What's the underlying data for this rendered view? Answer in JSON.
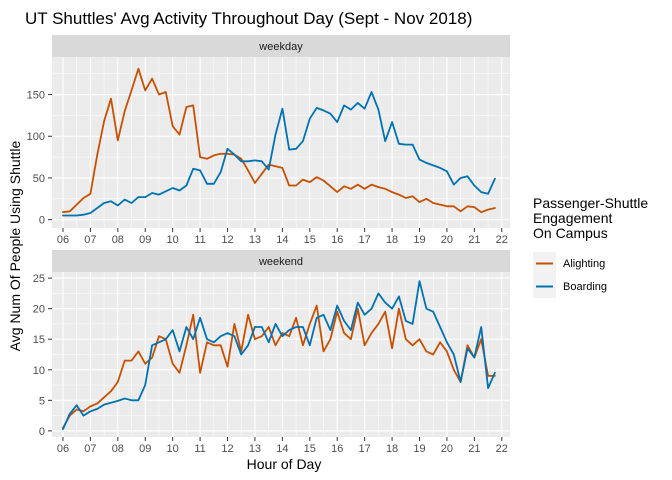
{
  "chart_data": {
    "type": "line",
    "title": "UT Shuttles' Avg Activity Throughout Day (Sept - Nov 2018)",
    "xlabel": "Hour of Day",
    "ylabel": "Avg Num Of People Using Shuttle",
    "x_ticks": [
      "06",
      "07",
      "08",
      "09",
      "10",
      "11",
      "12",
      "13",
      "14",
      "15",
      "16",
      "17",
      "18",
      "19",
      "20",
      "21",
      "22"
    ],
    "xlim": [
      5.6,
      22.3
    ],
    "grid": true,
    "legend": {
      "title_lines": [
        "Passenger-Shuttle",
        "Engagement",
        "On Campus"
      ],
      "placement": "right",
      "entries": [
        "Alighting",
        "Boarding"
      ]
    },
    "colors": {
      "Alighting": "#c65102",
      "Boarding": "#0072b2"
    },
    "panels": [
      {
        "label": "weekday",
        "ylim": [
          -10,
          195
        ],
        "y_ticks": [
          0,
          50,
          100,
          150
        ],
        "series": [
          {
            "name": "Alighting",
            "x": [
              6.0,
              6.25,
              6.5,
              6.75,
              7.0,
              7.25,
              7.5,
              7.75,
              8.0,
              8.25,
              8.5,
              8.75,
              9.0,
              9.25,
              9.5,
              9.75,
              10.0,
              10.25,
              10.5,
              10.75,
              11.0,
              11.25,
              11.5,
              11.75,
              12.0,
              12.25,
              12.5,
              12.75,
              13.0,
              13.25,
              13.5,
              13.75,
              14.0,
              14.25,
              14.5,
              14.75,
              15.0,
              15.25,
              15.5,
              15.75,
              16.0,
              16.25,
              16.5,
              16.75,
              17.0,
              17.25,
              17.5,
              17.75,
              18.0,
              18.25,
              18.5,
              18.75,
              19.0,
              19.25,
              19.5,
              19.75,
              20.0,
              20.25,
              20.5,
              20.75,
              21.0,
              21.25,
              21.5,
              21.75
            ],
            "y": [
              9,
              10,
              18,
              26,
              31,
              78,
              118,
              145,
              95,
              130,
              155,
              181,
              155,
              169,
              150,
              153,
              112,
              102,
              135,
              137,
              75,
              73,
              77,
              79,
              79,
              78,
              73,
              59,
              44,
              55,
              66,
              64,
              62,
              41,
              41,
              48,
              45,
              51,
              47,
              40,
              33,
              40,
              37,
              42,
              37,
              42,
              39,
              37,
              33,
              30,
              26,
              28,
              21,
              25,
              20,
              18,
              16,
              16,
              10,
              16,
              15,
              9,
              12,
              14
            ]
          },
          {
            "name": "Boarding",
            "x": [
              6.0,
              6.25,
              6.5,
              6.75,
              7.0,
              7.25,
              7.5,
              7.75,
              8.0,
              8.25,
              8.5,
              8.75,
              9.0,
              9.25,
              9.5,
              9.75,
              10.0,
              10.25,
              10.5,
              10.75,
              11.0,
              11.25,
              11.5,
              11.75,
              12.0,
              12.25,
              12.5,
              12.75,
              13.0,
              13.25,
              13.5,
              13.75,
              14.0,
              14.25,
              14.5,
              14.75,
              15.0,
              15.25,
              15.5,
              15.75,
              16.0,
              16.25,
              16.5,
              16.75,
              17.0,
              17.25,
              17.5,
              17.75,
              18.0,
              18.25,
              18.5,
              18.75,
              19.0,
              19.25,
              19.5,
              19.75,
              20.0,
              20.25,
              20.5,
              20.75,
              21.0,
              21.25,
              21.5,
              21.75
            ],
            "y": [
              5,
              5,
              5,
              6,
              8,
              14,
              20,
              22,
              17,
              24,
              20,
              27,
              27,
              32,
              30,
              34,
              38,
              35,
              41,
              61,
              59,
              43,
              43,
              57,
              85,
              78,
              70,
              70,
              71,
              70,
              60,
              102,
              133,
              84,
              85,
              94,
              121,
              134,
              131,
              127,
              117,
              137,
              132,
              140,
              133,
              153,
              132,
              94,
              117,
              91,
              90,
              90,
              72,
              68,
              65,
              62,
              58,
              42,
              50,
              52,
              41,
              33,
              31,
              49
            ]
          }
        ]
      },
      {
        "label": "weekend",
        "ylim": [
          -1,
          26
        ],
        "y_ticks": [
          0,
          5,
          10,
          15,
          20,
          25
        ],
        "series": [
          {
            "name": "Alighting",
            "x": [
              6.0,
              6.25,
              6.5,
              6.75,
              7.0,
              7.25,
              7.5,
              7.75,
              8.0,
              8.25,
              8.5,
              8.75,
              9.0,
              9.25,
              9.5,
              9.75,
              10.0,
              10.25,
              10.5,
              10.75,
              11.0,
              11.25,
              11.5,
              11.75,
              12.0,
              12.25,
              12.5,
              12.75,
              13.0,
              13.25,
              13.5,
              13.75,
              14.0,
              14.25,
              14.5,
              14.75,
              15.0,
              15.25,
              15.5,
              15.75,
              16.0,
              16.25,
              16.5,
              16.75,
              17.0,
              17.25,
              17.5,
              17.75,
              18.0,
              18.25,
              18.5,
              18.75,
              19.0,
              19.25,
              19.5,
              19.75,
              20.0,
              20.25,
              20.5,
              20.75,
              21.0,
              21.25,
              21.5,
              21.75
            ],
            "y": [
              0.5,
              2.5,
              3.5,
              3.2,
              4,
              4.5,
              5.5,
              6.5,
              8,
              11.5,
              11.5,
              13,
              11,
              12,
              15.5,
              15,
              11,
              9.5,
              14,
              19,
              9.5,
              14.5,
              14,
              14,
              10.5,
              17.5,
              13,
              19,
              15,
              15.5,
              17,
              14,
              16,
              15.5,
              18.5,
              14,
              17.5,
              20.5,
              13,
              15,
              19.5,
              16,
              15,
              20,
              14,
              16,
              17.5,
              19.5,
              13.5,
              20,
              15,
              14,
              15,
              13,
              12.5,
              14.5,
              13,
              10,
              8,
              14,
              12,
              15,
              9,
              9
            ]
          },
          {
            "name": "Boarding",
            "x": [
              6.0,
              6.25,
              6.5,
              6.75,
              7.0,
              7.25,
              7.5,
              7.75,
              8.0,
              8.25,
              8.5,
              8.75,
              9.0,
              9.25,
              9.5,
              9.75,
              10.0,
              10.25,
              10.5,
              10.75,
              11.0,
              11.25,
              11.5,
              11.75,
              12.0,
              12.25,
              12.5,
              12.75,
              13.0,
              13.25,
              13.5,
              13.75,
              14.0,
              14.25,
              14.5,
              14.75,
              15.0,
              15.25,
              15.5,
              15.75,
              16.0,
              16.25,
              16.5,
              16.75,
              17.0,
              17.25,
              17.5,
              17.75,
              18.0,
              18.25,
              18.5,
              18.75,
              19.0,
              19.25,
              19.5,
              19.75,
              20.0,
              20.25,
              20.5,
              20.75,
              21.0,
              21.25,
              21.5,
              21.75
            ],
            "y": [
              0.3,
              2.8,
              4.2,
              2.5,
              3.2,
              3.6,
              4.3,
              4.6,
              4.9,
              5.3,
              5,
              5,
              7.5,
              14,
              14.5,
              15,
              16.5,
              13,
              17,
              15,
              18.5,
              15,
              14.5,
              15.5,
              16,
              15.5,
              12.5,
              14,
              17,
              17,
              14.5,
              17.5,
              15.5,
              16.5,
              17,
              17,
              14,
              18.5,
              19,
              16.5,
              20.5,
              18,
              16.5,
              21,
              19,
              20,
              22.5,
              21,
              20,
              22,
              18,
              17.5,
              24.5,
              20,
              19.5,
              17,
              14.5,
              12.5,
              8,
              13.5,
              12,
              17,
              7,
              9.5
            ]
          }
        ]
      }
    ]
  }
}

※

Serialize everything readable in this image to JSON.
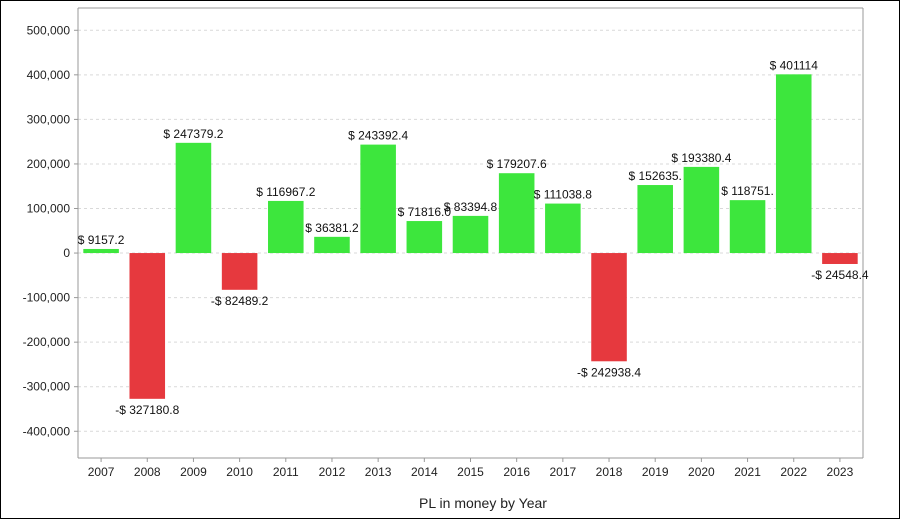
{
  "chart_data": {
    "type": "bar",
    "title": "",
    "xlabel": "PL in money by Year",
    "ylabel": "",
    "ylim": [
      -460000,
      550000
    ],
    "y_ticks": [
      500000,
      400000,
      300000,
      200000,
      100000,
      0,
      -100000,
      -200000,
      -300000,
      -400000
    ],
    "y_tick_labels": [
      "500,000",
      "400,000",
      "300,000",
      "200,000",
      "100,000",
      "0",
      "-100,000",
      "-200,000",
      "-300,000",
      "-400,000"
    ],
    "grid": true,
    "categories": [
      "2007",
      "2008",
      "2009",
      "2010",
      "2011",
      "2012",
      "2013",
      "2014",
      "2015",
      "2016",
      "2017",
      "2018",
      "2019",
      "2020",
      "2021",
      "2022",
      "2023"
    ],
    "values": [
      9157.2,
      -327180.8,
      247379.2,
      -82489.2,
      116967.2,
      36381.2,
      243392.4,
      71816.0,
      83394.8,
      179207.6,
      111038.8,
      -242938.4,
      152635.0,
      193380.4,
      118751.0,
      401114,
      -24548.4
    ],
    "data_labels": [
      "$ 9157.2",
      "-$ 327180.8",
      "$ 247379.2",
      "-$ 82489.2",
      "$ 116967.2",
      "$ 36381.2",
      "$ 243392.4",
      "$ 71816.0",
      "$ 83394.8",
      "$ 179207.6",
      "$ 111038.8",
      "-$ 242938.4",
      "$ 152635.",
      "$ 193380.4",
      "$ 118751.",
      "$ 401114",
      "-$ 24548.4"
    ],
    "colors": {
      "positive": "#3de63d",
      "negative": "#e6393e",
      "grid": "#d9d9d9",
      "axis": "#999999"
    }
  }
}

※

## Work instructions:
Search the records above for the string "Alighting". Copy every line that contains it.

## Result for this task:
        "Alighting",
      "Alighting": "#c65102",
            "name": "Alighting",
            "name": "Alighting",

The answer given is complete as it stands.